| Work to be completed |
Copy each line of the entries beneath that contains the word "Compared".

| Provided records |
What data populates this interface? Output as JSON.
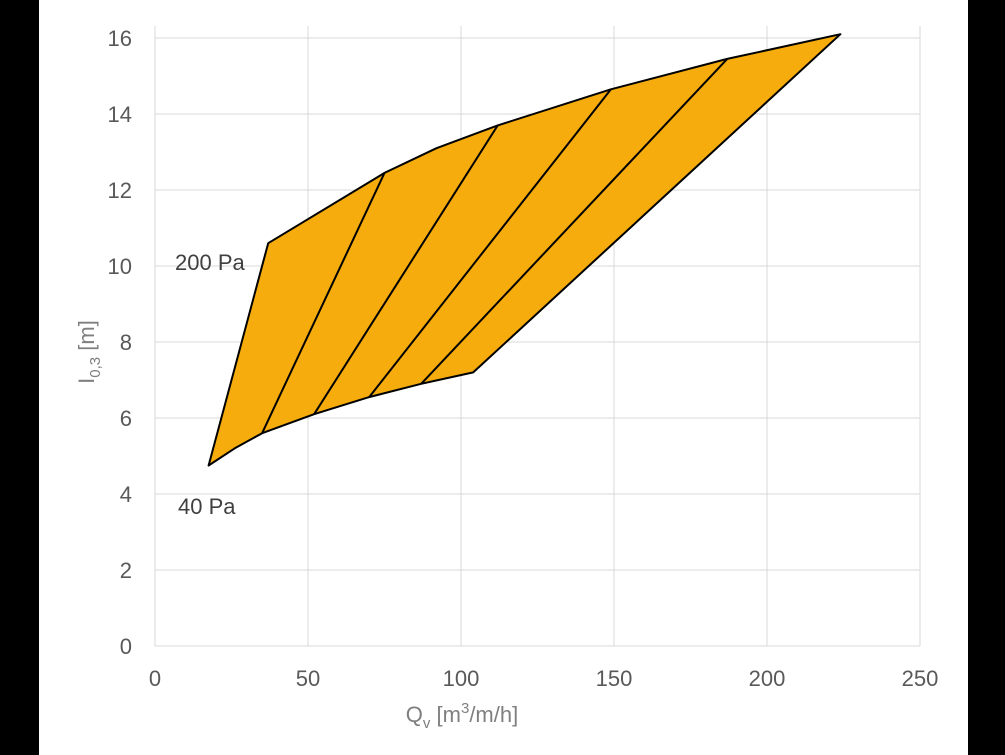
{
  "chart_data": {
    "type": "area",
    "xlabel": {
      "main": "Q",
      "sub": "v",
      "unit_pre": " [m",
      "sup": "3",
      "unit_post": "/m/h]"
    },
    "ylabel": {
      "main": "I",
      "sub": "0,3",
      "unit": " [m]"
    },
    "xlim": [
      0,
      250
    ],
    "ylim": [
      0,
      17
    ],
    "xticks": [
      0,
      50,
      100,
      150,
      200,
      250
    ],
    "yticks": [
      0,
      2,
      4,
      6,
      8,
      10,
      12,
      14,
      16
    ],
    "grid": true,
    "fill_color": "#F5AC0C",
    "stroke_color": "#000000",
    "grid_color": "#D9D9D9",
    "boundary": {
      "lower": [
        [
          17.5,
          4.75
        ],
        [
          26,
          5.2
        ],
        [
          35,
          5.6
        ],
        [
          52,
          6.1
        ],
        [
          70,
          6.55
        ],
        [
          87,
          6.9
        ],
        [
          104,
          7.2
        ]
      ],
      "right": [
        [
          104,
          7.2
        ],
        [
          224,
          16.1
        ]
      ],
      "upper": [
        [
          224,
          16.1
        ],
        [
          187,
          15.45
        ],
        [
          149,
          14.65
        ],
        [
          112,
          13.7
        ],
        [
          92,
          13.1
        ],
        [
          75,
          12.45
        ],
        [
          37,
          10.6
        ]
      ],
      "left": [
        [
          37,
          10.6
        ],
        [
          17.5,
          4.75
        ]
      ]
    },
    "pressure_lines": [
      {
        "from": [
          35,
          5.6
        ],
        "to": [
          75,
          12.45
        ]
      },
      {
        "from": [
          52,
          6.1
        ],
        "to": [
          112,
          13.7
        ]
      },
      {
        "from": [
          70,
          6.55
        ],
        "to": [
          149,
          14.65
        ]
      },
      {
        "from": [
          87,
          6.9
        ],
        "to": [
          187,
          15.45
        ]
      }
    ],
    "annotations": [
      {
        "text": "200 Pa"
      },
      {
        "text": "40 Pa"
      }
    ]
  }
}
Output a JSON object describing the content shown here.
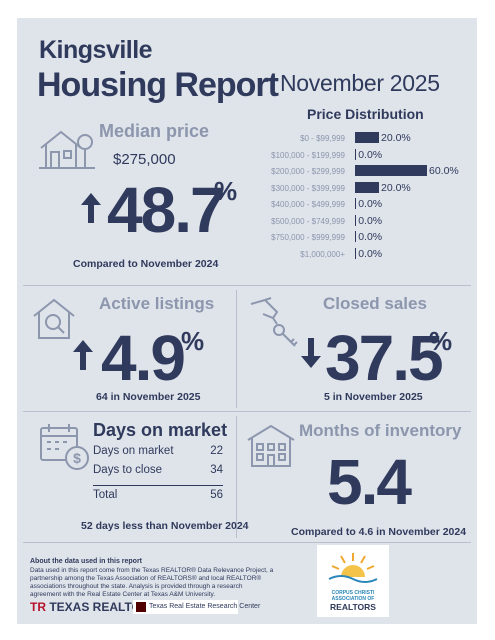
{
  "header": {
    "city": "Kingsville",
    "title": "Housing Report",
    "month": "November 2025"
  },
  "median_price": {
    "label": "Median price",
    "value": "$275,000",
    "change": "48.7",
    "pct_sign": "%",
    "direction": "up",
    "note": "Compared to November 2024"
  },
  "price_distribution": {
    "title": "Price Distribution",
    "ranges": [
      {
        "label": "$0 - $99,999",
        "value": 20.0,
        "text": "20.0%"
      },
      {
        "label": "$100,000 - $199,999",
        "value": 0.0,
        "text": "0.0%"
      },
      {
        "label": "$200,000 - $299,999",
        "value": 60.0,
        "text": "60.0%"
      },
      {
        "label": "$300,000 - $399,999",
        "value": 20.0,
        "text": "20.0%"
      },
      {
        "label": "$400,000 - $499,999",
        "value": 0.0,
        "text": "0.0%"
      },
      {
        "label": "$500,000 - $749,999",
        "value": 0.0,
        "text": "0.0%"
      },
      {
        "label": "$750,000 - $999,999",
        "value": 0.0,
        "text": "0.0%"
      },
      {
        "label": "$1,000,000+",
        "value": 0.0,
        "text": "0.0%"
      }
    ]
  },
  "active_listings": {
    "label": "Active listings",
    "change": "4.9",
    "pct_sign": "%",
    "direction": "up",
    "note": "64 in November 2025"
  },
  "closed_sales": {
    "label": "Closed sales",
    "change": "37.5",
    "pct_sign": "%",
    "direction": "down",
    "note": "5 in November 2025"
  },
  "days_on_market": {
    "label": "Days on market",
    "rows": [
      {
        "name": "Days on market",
        "value": "22"
      },
      {
        "name": "Days to close",
        "value": "34"
      }
    ],
    "total_label": "Total",
    "total_value": "56",
    "note": "52 days less than November 2024"
  },
  "months_inventory": {
    "label": "Months of inventory",
    "value": "5.4",
    "note": "Compared to 4.6 in November 2024"
  },
  "about": {
    "heading": "About the data used in this report",
    "text": "Data used in this report come from the Texas REALTOR® Data Relevance Project, a partnership among the Texas Association of REALTORS® and local REALTOR® associations throughout the state. Analysis is provided through a research agreement with the Real Estate Center at Texas A&M University."
  },
  "logos": {
    "texas_realtors": "TEXAS REALTORS",
    "research_center": "Texas Real Estate Research Center",
    "ccar_line1": "CORPUS CHRISTI",
    "ccar_line2": "ASSOCIATION OF",
    "ccar_line3": "REALTORS"
  },
  "colors": {
    "navy": "#2f3a5c",
    "gray": "#8c96ad",
    "background": "#dfe3ea"
  }
}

| Solution to the exercise |
    "note": "Compared to November 2024"
    "note": "Compared to 4.6 in November 2024"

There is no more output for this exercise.